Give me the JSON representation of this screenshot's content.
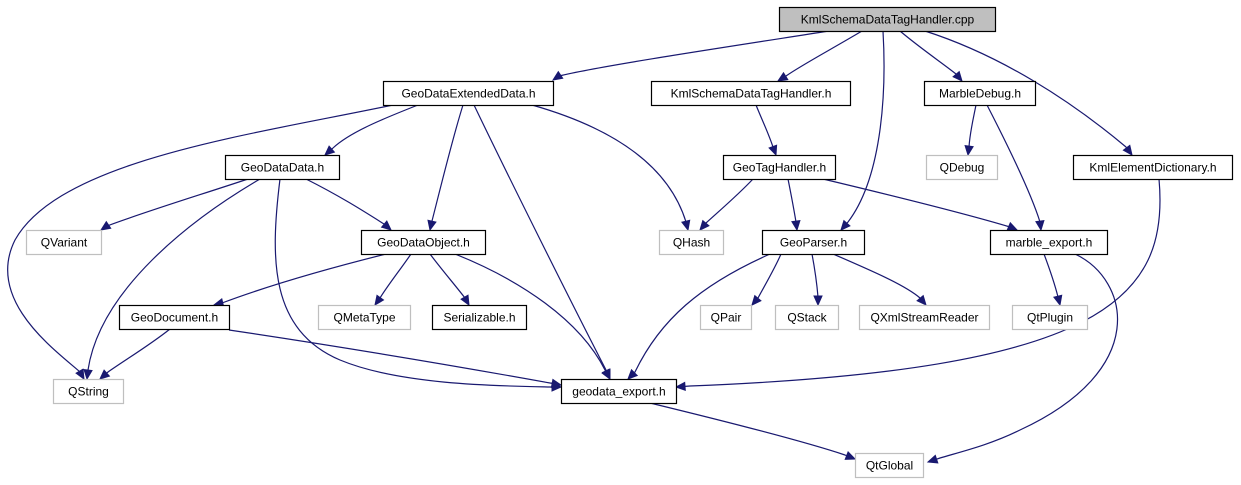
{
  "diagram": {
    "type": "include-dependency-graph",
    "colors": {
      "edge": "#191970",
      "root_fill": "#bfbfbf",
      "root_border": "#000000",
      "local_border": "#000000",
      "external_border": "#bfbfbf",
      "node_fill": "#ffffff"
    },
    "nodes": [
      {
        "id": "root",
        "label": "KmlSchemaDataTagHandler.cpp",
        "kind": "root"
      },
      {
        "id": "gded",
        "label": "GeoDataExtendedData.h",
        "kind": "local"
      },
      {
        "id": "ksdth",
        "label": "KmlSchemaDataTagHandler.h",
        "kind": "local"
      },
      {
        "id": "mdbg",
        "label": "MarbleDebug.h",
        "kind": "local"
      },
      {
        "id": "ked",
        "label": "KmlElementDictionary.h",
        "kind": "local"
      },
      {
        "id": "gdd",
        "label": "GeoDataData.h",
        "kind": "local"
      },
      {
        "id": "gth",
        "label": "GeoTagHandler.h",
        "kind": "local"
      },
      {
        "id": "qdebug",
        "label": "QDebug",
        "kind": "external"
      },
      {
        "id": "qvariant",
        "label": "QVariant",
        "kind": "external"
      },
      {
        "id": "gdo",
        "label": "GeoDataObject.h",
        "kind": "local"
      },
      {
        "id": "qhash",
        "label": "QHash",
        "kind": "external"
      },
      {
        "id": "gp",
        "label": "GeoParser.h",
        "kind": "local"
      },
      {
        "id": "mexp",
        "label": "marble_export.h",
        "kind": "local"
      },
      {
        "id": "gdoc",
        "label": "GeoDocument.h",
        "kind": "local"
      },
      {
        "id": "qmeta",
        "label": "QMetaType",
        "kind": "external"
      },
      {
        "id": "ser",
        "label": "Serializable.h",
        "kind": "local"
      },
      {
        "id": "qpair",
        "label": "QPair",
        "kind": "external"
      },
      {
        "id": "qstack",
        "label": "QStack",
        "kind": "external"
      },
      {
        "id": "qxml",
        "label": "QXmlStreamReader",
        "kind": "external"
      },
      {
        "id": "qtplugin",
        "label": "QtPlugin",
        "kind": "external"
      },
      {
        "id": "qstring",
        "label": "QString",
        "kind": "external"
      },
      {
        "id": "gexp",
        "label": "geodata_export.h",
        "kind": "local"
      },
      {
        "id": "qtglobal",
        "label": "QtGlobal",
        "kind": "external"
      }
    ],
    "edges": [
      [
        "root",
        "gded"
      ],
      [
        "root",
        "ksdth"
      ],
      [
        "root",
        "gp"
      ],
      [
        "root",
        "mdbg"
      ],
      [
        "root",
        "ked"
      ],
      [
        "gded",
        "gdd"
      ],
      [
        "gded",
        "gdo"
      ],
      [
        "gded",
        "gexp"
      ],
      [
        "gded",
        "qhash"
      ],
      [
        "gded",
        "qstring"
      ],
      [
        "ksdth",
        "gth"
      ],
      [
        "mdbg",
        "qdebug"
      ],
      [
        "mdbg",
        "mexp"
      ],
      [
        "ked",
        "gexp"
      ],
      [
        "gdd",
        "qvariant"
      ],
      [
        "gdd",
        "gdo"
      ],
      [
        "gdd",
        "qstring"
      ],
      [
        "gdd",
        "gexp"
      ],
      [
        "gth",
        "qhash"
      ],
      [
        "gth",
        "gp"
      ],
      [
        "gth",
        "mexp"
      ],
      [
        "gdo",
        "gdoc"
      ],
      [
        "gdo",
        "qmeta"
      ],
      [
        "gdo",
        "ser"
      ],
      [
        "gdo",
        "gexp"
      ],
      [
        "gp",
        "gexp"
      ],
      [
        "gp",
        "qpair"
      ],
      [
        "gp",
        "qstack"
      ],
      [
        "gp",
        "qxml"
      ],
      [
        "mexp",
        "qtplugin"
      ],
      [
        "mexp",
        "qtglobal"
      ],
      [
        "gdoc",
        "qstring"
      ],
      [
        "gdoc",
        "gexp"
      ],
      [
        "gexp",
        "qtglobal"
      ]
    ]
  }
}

────────────────────────────────────────

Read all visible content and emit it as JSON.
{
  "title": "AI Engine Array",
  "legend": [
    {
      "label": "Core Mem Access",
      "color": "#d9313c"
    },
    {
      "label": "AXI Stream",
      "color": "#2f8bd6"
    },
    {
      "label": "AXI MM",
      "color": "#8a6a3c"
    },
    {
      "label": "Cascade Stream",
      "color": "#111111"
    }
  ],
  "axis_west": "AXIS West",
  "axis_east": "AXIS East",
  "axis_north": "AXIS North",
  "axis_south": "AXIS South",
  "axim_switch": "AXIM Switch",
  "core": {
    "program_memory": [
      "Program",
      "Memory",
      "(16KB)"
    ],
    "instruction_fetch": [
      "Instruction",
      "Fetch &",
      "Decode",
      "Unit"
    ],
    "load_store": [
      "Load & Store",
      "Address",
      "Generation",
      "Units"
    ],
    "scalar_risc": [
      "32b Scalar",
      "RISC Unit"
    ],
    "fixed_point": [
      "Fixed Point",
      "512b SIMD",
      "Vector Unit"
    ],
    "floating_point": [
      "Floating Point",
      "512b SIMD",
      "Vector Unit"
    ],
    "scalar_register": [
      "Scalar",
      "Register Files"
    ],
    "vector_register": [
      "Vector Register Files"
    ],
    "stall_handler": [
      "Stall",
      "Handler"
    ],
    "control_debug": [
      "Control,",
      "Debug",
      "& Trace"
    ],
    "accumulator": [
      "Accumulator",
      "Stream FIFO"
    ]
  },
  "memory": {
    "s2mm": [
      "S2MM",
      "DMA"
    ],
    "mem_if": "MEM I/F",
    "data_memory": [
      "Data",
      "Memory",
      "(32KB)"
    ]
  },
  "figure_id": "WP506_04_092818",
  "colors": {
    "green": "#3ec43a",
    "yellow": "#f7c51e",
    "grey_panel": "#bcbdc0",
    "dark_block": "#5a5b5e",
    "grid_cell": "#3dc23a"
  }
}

────────────────────────────────────────

WORK TO DO: Search the listing for the word "content" and return each line that holds it.

EXERCISE SOLUTION:
Give me the JSON representation of this screenshot's content.
Read all visible content and emit it as JSON.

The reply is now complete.